Skip the images and copy each record exactly as written.

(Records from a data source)
************
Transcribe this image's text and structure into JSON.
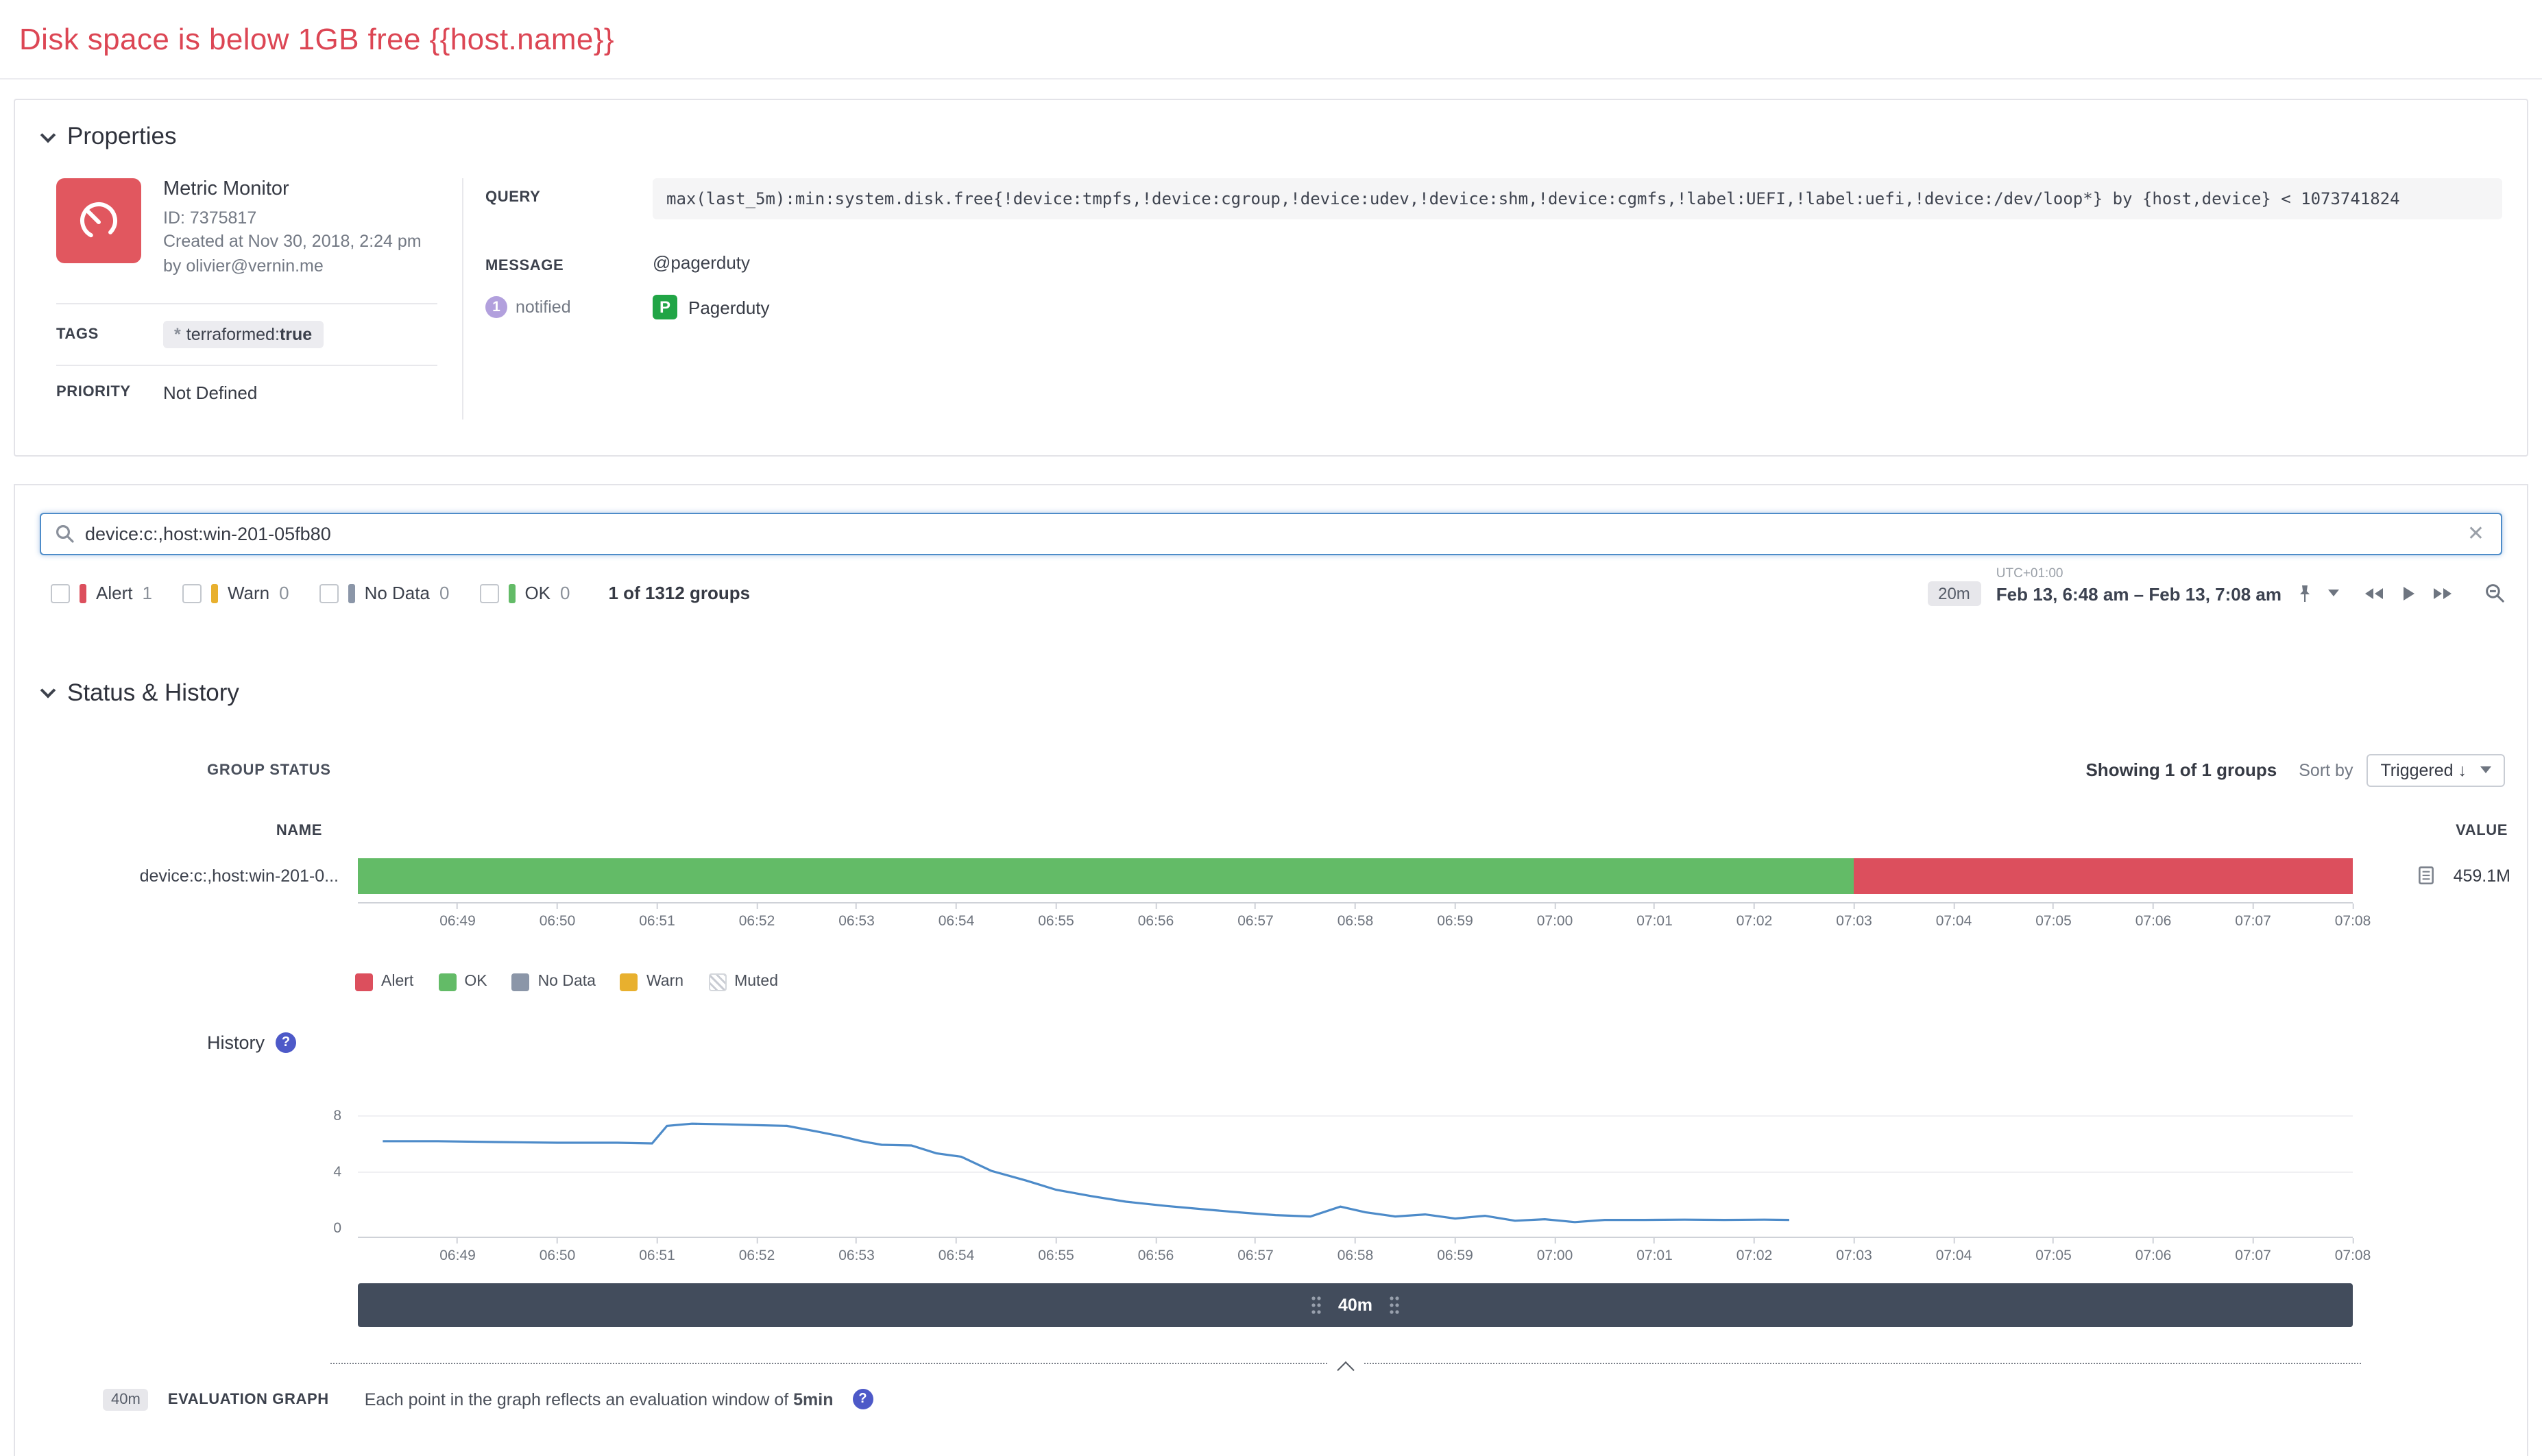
{
  "page": {
    "title": "Disk space is below 1GB free {{host.name}}"
  },
  "properties": {
    "header": "Properties",
    "monitor": {
      "type": "Metric Monitor",
      "id": "ID: 7375817",
      "created": "Created at Nov 30, 2018, 2:24 pm",
      "author": "by olivier@vernin.me"
    },
    "tags": {
      "label": "TAGS",
      "badge_prefix": "terraformed:",
      "badge_bold": "true"
    },
    "priority": {
      "label": "PRIORITY",
      "value": "Not Defined"
    },
    "query": {
      "label": "QUERY",
      "value": "max(last_5m):min:system.disk.free{!device:tmpfs,!device:cgroup,!device:udev,!device:shm,!device:cgmfs,!label:UEFI,!label:uefi,!device:/dev/loop*} by {host,device} < 1073741824"
    },
    "message": {
      "label": "MESSAGE",
      "notified_count": "1",
      "notified_label": "notified",
      "mention": "@pagerduty",
      "integration": "Pagerduty"
    }
  },
  "search": {
    "value": "device:c:,host:win-201-05fb80"
  },
  "filters": {
    "items": [
      {
        "label": "Alert",
        "count": "1",
        "color": "#dc4f5d"
      },
      {
        "label": "Warn",
        "count": "0",
        "color": "#e8b02e"
      },
      {
        "label": "No Data",
        "count": "0",
        "color": "#8b96a8"
      },
      {
        "label": "OK",
        "count": "0",
        "color": "#63bb67"
      }
    ],
    "groups_summary": "1 of 1312 groups"
  },
  "timerange": {
    "badge": "20m",
    "timezone": "UTC+01:00",
    "range": "Feb 13, 6:48 am – Feb 13, 7:08 am"
  },
  "status_history": {
    "header": "Status & History",
    "group_status_label": "GROUP STATUS",
    "showing": "Showing 1 of 1 groups",
    "sort_by_label": "Sort by",
    "sort_value": "Triggered ↓",
    "name_header": "NAME",
    "value_header": "VALUE",
    "row": {
      "name": "device:c:,host:win-201-0...",
      "value": "459.1M"
    },
    "legend": [
      {
        "label": "Alert",
        "color": "#dc4f5d"
      },
      {
        "label": "OK",
        "color": "#63bb67"
      },
      {
        "label": "No Data",
        "color": "#8b96a8"
      },
      {
        "label": "Warn",
        "color": "#e8b02e"
      },
      {
        "label": "Muted",
        "pattern": "hatched"
      }
    ],
    "history_label": "History"
  },
  "window": {
    "label": "40m"
  },
  "evaluation": {
    "badge": "40m",
    "label": "EVALUATION GRAPH",
    "description_prefix": "Each point in the graph reflects an evaluation window of ",
    "description_bold": "5min"
  },
  "chart_data": [
    {
      "type": "heatmap",
      "subtype": "status-timeline",
      "title": "GROUP STATUS",
      "group_name": "device:c:,host:win-201-0...",
      "value": "459.1M",
      "x_range": [
        "06:48",
        "07:08"
      ],
      "duration_min": 20,
      "ticks": [
        "06:49",
        "06:50",
        "06:51",
        "06:52",
        "06:53",
        "06:54",
        "06:55",
        "06:56",
        "06:57",
        "06:58",
        "06:59",
        "07:00",
        "07:01",
        "07:02",
        "07:03",
        "07:04",
        "07:05",
        "07:06",
        "07:07",
        "07:08"
      ],
      "segments": [
        {
          "status": "OK",
          "from_min": 0,
          "to_min": 15,
          "color": "#63bb67"
        },
        {
          "status": "Alert",
          "from_min": 15,
          "to_min": 20,
          "color": "#dc4f5d"
        }
      ],
      "legend": [
        "Alert",
        "OK",
        "No Data",
        "Warn",
        "Muted"
      ]
    },
    {
      "type": "line",
      "title": "History",
      "duration_min": 20,
      "x_range": [
        "06:48",
        "07:08"
      ],
      "ylim": [
        0,
        9
      ],
      "yticks": [
        0,
        4,
        8
      ],
      "stroke": "#4d8bc9",
      "points": [
        [
          0.25,
          6.2
        ],
        [
          0.8,
          6.2
        ],
        [
          1.4,
          6.15
        ],
        [
          2.0,
          6.1
        ],
        [
          2.6,
          6.1
        ],
        [
          2.95,
          6.05
        ],
        [
          3.1,
          7.3
        ],
        [
          3.35,
          7.45
        ],
        [
          3.7,
          7.4
        ],
        [
          4.0,
          7.35
        ],
        [
          4.3,
          7.3
        ],
        [
          4.6,
          6.9
        ],
        [
          4.85,
          6.55
        ],
        [
          5.05,
          6.2
        ],
        [
          5.25,
          5.95
        ],
        [
          5.55,
          5.9
        ],
        [
          5.8,
          5.35
        ],
        [
          6.05,
          5.1
        ],
        [
          6.35,
          4.1
        ],
        [
          6.7,
          3.4
        ],
        [
          7.0,
          2.75
        ],
        [
          7.35,
          2.3
        ],
        [
          7.7,
          1.9
        ],
        [
          8.1,
          1.6
        ],
        [
          8.5,
          1.35
        ],
        [
          8.9,
          1.1
        ],
        [
          9.2,
          0.95
        ],
        [
          9.55,
          0.85
        ],
        [
          9.85,
          1.55
        ],
        [
          10.1,
          1.15
        ],
        [
          10.4,
          0.85
        ],
        [
          10.7,
          1.0
        ],
        [
          11.0,
          0.7
        ],
        [
          11.3,
          0.9
        ],
        [
          11.6,
          0.55
        ],
        [
          11.9,
          0.65
        ],
        [
          12.2,
          0.45
        ],
        [
          12.5,
          0.6
        ],
        [
          12.9,
          0.6
        ],
        [
          13.3,
          0.62
        ],
        [
          13.7,
          0.6
        ],
        [
          14.1,
          0.62
        ],
        [
          14.35,
          0.6
        ]
      ]
    }
  ]
}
************
▶ WRITTEN SOLUTION:
Transcribe this image's text and structure into JSON.
{
  "page": {
    "title": "Disk space is below 1GB free {{host.name}}"
  },
  "properties": {
    "header": "Properties",
    "monitor": {
      "type": "Metric Monitor",
      "id": "ID: 7375817",
      "created": "Created at Nov 30, 2018, 2:24 pm",
      "author": "by olivier@vernin.me"
    },
    "tags": {
      "label": "TAGS",
      "badge_prefix": "terraformed:",
      "badge_bold": "true"
    },
    "priority": {
      "label": "PRIORITY",
      "value": "Not Defined"
    },
    "query": {
      "label": "QUERY",
      "value": "max(last_5m):min:system.disk.free{!device:tmpfs,!device:cgroup,!device:udev,!device:shm,!device:cgmfs,!label:UEFI,!label:uefi,!device:/dev/loop*} by {host,device} < 1073741824"
    },
    "message": {
      "label": "MESSAGE",
      "notified_count": "1",
      "notified_label": "notified",
      "mention": "@pagerduty",
      "integration": "Pagerduty"
    }
  },
  "search": {
    "value": "device:c:,host:win-201-05fb80"
  },
  "filters": {
    "items": [
      {
        "label": "Alert",
        "count": "1",
        "color": "#dc4f5d"
      },
      {
        "label": "Warn",
        "count": "0",
        "color": "#e8b02e"
      },
      {
        "label": "No Data",
        "count": "0",
        "color": "#8b96a8"
      },
      {
        "label": "OK",
        "count": "0",
        "color": "#63bb67"
      }
    ],
    "groups_summary": "1 of 1312 groups"
  },
  "timerange": {
    "badge": "20m",
    "timezone": "UTC+01:00",
    "range": "Feb 13, 6:48 am – Feb 13, 7:08 am"
  },
  "status_history": {
    "header": "Status & History",
    "group_status_label": "GROUP STATUS",
    "showing": "Showing 1 of 1 groups",
    "sort_by_label": "Sort by",
    "sort_value": "Triggered ↓",
    "name_header": "NAME",
    "value_header": "VALUE",
    "row": {
      "name": "device:c:,host:win-201-0...",
      "value": "459.1M"
    },
    "legend": [
      {
        "label": "Alert",
        "color": "#dc4f5d"
      },
      {
        "label": "OK",
        "color": "#63bb67"
      },
      {
        "label": "No Data",
        "color": "#8b96a8"
      },
      {
        "label": "Warn",
        "color": "#e8b02e"
      },
      {
        "label": "Muted",
        "pattern": "hatched"
      }
    ],
    "history_label": "History"
  },
  "window": {
    "label": "40m"
  },
  "evaluation": {
    "badge": "40m",
    "label": "EVALUATION GRAPH",
    "description_prefix": "Each point in the graph reflects an evaluation window of ",
    "description_bold": "5min"
  },
  "chart_data": [
    {
      "type": "heatmap",
      "subtype": "status-timeline",
      "title": "GROUP STATUS",
      "group_name": "device:c:,host:win-201-0...",
      "value": "459.1M",
      "x_range": [
        "06:48",
        "07:08"
      ],
      "duration_min": 20,
      "ticks": [
        "06:49",
        "06:50",
        "06:51",
        "06:52",
        "06:53",
        "06:54",
        "06:55",
        "06:56",
        "06:57",
        "06:58",
        "06:59",
        "07:00",
        "07:01",
        "07:02",
        "07:03",
        "07:04",
        "07:05",
        "07:06",
        "07:07",
        "07:08"
      ],
      "segments": [
        {
          "status": "OK",
          "from_min": 0,
          "to_min": 15,
          "color": "#63bb67"
        },
        {
          "status": "Alert",
          "from_min": 15,
          "to_min": 20,
          "color": "#dc4f5d"
        }
      ],
      "legend": [
        "Alert",
        "OK",
        "No Data",
        "Warn",
        "Muted"
      ]
    },
    {
      "type": "line",
      "title": "History",
      "duration_min": 20,
      "x_range": [
        "06:48",
        "07:08"
      ],
      "ylim": [
        0,
        9
      ],
      "yticks": [
        0,
        4,
        8
      ],
      "stroke": "#4d8bc9",
      "points": [
        [
          0.25,
          6.2
        ],
        [
          0.8,
          6.2
        ],
        [
          1.4,
          6.15
        ],
        [
          2.0,
          6.1
        ],
        [
          2.6,
          6.1
        ],
        [
          2.95,
          6.05
        ],
        [
          3.1,
          7.3
        ],
        [
          3.35,
          7.45
        ],
        [
          3.7,
          7.4
        ],
        [
          4.0,
          7.35
        ],
        [
          4.3,
          7.3
        ],
        [
          4.6,
          6.9
        ],
        [
          4.85,
          6.55
        ],
        [
          5.05,
          6.2
        ],
        [
          5.25,
          5.95
        ],
        [
          5.55,
          5.9
        ],
        [
          5.8,
          5.35
        ],
        [
          6.05,
          5.1
        ],
        [
          6.35,
          4.1
        ],
        [
          6.7,
          3.4
        ],
        [
          7.0,
          2.75
        ],
        [
          7.35,
          2.3
        ],
        [
          7.7,
          1.9
        ],
        [
          8.1,
          1.6
        ],
        [
          8.5,
          1.35
        ],
        [
          8.9,
          1.1
        ],
        [
          9.2,
          0.95
        ],
        [
          9.55,
          0.85
        ],
        [
          9.85,
          1.55
        ],
        [
          10.1,
          1.15
        ],
        [
          10.4,
          0.85
        ],
        [
          10.7,
          1.0
        ],
        [
          11.0,
          0.7
        ],
        [
          11.3,
          0.9
        ],
        [
          11.6,
          0.55
        ],
        [
          11.9,
          0.65
        ],
        [
          12.2,
          0.45
        ],
        [
          12.5,
          0.6
        ],
        [
          12.9,
          0.6
        ],
        [
          13.3,
          0.62
        ],
        [
          13.7,
          0.6
        ],
        [
          14.1,
          0.62
        ],
        [
          14.35,
          0.6
        ]
      ]
    }
  ]
}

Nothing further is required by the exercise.